[Source data]
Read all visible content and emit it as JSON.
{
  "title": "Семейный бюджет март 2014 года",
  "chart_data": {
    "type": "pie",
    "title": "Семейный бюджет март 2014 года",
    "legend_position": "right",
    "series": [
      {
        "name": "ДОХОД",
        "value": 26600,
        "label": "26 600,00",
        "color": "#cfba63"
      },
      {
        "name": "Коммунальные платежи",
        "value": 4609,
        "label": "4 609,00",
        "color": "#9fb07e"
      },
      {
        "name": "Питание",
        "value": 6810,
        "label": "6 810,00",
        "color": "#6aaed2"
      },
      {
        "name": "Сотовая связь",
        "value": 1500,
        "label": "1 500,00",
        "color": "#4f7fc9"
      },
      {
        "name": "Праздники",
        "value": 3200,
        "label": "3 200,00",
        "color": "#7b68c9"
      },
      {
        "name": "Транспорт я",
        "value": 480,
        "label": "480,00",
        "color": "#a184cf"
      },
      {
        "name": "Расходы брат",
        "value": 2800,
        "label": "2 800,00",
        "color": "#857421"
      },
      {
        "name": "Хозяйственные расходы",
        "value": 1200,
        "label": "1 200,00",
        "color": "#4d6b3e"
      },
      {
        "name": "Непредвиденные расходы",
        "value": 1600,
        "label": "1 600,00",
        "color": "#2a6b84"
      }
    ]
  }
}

» DIRECTIONS:
Pick out every line above that contains the word "label" and copy it.

» COMPLETE RESPONSE:
        "label": "26 600,00",
        "label": "4 609,00",
        "label": "6 810,00",
        "label": "1 500,00",
        "label": "3 200,00",
        "label": "480,00",
        "label": "2 800,00",
        "label": "1 200,00",
        "label": "1 600,00",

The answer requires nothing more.